[Data excerpts]
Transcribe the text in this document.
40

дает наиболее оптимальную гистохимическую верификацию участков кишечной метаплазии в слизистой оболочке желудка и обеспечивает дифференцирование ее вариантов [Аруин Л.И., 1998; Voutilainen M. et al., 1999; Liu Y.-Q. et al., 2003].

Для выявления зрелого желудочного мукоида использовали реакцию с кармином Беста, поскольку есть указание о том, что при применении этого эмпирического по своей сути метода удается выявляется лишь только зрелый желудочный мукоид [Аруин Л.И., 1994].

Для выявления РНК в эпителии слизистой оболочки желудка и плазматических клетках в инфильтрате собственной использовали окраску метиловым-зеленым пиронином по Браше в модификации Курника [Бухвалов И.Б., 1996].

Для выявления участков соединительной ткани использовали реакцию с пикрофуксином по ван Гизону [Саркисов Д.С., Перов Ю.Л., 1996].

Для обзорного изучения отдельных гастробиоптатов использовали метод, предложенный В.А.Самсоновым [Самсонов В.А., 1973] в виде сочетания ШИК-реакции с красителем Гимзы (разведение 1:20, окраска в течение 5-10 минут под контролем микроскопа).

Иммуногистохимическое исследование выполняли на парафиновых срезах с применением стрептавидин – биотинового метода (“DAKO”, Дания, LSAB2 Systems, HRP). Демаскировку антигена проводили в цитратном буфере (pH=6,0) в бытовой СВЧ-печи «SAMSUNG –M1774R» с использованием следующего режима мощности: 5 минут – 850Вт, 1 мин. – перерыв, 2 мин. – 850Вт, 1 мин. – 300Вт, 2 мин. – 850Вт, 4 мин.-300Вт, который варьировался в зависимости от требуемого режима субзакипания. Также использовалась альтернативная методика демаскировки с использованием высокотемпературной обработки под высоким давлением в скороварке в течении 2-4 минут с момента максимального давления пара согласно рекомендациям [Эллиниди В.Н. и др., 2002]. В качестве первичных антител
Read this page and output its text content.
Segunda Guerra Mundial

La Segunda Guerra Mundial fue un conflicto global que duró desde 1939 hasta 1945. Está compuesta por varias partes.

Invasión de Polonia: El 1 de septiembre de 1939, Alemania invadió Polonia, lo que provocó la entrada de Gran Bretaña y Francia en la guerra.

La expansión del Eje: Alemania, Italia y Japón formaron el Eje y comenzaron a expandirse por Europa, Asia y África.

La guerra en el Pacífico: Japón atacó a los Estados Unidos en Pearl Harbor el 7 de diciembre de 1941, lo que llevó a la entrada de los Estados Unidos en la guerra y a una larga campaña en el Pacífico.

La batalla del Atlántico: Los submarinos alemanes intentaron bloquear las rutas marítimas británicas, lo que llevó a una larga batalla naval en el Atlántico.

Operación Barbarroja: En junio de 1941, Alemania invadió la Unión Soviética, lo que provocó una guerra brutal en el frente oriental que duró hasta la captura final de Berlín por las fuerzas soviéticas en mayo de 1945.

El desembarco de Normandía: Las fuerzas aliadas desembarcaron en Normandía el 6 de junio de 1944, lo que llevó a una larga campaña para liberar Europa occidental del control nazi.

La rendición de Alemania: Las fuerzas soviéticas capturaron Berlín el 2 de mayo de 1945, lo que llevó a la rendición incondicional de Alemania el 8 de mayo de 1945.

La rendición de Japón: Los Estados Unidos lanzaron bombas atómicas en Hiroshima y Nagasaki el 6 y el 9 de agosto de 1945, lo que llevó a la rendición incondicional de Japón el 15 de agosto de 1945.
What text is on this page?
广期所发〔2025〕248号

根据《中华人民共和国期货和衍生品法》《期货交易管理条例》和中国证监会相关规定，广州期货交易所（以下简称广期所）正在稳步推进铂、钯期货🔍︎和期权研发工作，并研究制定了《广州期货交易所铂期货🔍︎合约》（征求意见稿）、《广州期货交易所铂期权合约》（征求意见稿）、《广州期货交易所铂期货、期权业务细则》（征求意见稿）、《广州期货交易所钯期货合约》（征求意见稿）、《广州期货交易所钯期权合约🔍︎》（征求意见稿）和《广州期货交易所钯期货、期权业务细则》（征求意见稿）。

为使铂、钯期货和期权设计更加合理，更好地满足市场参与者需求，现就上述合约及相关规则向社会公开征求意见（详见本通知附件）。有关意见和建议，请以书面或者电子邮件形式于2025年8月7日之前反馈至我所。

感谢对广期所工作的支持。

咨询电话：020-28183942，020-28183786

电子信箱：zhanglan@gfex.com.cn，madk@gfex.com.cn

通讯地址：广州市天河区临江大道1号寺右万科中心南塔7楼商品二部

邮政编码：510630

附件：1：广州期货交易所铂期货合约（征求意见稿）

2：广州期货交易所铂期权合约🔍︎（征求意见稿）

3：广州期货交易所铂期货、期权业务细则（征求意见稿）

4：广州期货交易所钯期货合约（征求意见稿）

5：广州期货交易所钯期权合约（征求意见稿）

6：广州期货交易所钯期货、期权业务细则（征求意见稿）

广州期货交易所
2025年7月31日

● **Stated task**
Each line in the data that holds the string "larga" should be found and copied.

● **Finished task**
La guerra en el Pacífico: Japón atacó a los Estados Unidos en Pearl Harbor el 7 de diciembre de 1941, lo que llevó a la entrada de los Estados Unidos en la guerra y a una larga campaña en el Pacífico.
La batalla del Atlántico: Los submarinos alemanes intentaron bloquear las rutas marítimas británicas, lo que llevó a una larga batalla naval en el Atlántico.
El desembarco de Normandía: Las fuerzas aliadas desembarcaron en Normandía el 6 de junio de 1944, lo que llevó a una larga campaña para liberar Europa occidental del control nazi.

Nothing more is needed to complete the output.